EXERCISE DESCRIPTION.
Restate every line of the material, word for word.

DATASET CONTENT.
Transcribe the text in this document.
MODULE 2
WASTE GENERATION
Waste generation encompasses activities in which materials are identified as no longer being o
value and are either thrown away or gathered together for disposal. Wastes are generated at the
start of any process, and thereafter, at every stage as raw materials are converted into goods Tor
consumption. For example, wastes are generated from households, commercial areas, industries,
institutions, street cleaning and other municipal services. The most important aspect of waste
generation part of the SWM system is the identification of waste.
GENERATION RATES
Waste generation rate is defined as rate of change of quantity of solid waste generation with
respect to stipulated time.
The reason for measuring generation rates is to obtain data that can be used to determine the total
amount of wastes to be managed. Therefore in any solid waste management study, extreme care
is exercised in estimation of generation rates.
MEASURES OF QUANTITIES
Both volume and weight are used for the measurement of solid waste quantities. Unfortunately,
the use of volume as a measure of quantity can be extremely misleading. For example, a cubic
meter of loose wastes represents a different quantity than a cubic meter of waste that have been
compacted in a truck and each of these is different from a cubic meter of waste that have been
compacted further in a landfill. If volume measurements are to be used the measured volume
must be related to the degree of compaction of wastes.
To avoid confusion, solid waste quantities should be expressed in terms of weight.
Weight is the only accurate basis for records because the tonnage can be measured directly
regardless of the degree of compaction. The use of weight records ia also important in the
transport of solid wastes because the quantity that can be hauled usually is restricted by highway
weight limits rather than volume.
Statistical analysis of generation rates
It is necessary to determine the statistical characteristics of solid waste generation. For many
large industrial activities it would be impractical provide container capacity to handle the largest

TASK ANSWER.
Transcribe the text in this document.
MODULE 2
WASTE GENERATION
Waste generation encompasses activities in which materials are identified as no longer being o
value and are either thrown away or gathered together for disposal. Wastes are generated at the
start of any process, and thereafter, at every stage as raw materials are converted into goods Tor
consumption. For example, wastes are generated from households, commercial areas, industries,
institutions, street cleaning and other municipal services. The most important aspect of waste
generation part of the SWM system is the identification of waste.
GENERATION RATES
Waste generation rate is defined as rate of change of quantity of solid waste generation with
respect to stipulated time.
The reason for measuring generation rates is to obtain data that can be used to determine the total
amount of wastes to be managed. Therefore in any solid waste management study, extreme care
is exercised in estimation of generation rates.
MEASURES OF QUANTITIES
Both volume and weight are used for the measurement of solid waste quantities. Unfortunately,
the use of volume as a measure of quantity can be extremely misleading. For example, a cubic
meter of loose wastes represents a different quantity than a cubic meter of waste that have been
compacted in a truck and each of these is different from a cubic meter of waste that have been
compacted further in a landfill. If volume measurements are to be used the measured volume
must be related to the degree of compaction of wastes.
To avoid confusion, solid waste quantities should be expressed in terms of weight.
Weight is the only accurate basis for records because the tonnage can be measured directly
regardless of the degree of compaction. The use of weight records ia also important in the
transport of solid wastes because the quantity that can be hauled usually is restricted by highway
weight limits rather than volume.
Statistical analysis of generation rates
It is necessary to determine the statistical characteristics of solid waste generation. For many
large industrial activities it would be impractical provide container capacity to handle the largest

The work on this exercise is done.